## begin Supplied material

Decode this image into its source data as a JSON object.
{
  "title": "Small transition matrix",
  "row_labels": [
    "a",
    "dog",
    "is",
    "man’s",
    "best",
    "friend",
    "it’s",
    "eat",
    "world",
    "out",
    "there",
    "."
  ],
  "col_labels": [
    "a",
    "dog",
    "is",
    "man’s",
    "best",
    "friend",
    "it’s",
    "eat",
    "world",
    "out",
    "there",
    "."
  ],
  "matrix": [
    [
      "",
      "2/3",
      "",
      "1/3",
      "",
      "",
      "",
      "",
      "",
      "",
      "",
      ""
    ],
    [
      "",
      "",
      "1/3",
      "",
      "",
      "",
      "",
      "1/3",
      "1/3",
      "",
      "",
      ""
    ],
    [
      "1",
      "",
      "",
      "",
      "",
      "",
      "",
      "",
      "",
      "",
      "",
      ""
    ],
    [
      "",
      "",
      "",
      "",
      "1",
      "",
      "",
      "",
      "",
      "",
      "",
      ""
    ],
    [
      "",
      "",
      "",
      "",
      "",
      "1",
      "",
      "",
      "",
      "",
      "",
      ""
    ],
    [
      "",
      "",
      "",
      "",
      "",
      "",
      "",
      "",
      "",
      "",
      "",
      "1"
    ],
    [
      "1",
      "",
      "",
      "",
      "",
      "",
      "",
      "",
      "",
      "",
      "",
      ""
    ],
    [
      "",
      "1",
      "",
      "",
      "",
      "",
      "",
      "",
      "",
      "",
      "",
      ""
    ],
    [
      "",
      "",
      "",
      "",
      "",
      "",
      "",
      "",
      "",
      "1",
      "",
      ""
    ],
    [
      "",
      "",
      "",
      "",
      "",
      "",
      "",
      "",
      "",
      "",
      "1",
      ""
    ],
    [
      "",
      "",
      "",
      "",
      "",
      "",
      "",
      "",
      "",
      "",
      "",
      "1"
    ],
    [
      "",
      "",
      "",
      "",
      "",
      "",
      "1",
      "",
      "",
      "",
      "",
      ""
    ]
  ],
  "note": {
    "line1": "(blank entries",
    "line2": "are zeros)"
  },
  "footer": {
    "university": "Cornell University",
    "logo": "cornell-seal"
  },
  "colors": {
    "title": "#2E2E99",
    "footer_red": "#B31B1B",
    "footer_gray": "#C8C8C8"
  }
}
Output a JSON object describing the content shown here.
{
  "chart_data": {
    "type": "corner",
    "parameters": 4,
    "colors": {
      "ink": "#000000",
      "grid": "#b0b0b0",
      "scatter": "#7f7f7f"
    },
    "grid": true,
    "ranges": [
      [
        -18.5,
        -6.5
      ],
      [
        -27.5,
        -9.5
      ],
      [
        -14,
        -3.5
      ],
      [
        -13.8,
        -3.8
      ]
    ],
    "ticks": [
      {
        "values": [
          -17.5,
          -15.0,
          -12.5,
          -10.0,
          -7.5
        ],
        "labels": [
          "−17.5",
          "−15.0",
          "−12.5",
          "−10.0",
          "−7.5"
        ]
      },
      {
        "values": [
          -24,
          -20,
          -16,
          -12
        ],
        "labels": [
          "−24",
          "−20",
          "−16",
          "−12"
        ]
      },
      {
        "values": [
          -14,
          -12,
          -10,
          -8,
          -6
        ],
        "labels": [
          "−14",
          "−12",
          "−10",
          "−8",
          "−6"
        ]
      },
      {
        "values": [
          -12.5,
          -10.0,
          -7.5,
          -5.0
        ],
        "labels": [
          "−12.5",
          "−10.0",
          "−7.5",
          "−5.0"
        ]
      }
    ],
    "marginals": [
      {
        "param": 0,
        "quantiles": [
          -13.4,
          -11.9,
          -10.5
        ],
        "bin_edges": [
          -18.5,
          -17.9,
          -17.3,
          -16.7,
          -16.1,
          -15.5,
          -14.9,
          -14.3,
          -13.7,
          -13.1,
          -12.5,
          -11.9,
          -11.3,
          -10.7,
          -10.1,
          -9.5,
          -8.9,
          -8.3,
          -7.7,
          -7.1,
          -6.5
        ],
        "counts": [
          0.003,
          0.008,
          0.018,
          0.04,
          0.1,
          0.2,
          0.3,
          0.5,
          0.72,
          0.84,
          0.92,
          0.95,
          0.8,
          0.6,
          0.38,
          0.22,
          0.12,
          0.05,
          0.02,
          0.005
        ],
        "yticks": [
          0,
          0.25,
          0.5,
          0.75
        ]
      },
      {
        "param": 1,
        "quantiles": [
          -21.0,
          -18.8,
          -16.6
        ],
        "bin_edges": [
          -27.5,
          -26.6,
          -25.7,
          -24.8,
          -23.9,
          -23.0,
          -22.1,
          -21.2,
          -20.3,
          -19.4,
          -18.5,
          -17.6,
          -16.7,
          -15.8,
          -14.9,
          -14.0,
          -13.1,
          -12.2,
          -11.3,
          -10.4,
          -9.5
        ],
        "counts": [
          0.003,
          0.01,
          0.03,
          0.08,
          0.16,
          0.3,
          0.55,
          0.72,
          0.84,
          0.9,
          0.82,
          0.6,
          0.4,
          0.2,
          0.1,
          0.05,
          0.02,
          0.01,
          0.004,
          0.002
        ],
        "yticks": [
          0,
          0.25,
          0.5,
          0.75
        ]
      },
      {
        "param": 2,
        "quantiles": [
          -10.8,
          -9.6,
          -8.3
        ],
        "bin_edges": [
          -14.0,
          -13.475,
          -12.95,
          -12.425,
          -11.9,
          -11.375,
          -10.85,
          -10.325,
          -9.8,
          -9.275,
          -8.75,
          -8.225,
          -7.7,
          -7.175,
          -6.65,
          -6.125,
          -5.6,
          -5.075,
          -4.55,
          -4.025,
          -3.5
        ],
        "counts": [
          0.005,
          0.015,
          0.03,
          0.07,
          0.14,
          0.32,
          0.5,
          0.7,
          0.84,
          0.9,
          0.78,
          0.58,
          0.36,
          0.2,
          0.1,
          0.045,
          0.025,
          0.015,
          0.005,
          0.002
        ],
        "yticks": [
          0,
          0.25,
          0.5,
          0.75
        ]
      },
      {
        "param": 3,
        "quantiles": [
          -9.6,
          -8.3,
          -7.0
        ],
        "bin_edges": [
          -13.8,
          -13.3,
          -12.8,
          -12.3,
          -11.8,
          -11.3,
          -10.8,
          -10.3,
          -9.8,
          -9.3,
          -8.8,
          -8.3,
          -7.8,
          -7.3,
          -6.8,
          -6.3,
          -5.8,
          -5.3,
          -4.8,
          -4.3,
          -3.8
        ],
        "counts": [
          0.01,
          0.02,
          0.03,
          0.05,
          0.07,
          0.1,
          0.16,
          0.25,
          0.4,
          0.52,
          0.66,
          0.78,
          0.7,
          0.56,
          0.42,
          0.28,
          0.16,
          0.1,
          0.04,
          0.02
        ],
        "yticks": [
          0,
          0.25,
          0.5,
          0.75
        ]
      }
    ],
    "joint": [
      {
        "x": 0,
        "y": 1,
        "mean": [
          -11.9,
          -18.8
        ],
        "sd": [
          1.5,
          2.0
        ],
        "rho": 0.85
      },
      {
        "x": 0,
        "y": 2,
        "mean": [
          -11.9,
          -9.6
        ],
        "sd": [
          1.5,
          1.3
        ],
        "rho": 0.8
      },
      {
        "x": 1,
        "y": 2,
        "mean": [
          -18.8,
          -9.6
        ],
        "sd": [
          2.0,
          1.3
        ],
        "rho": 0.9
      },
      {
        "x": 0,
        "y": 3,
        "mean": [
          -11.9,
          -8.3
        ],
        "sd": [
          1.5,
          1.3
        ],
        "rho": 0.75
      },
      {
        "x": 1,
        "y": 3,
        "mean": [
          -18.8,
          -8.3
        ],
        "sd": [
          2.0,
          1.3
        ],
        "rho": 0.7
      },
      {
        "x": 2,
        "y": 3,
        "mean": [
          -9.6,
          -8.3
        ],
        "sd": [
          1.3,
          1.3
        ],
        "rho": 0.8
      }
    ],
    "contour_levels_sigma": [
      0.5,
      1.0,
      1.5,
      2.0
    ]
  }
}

## end Supplied material

▶ _What to produce_:
Work out the count of lines containing the word "matrix", then write only that count.

▶ _Exercise response_:
2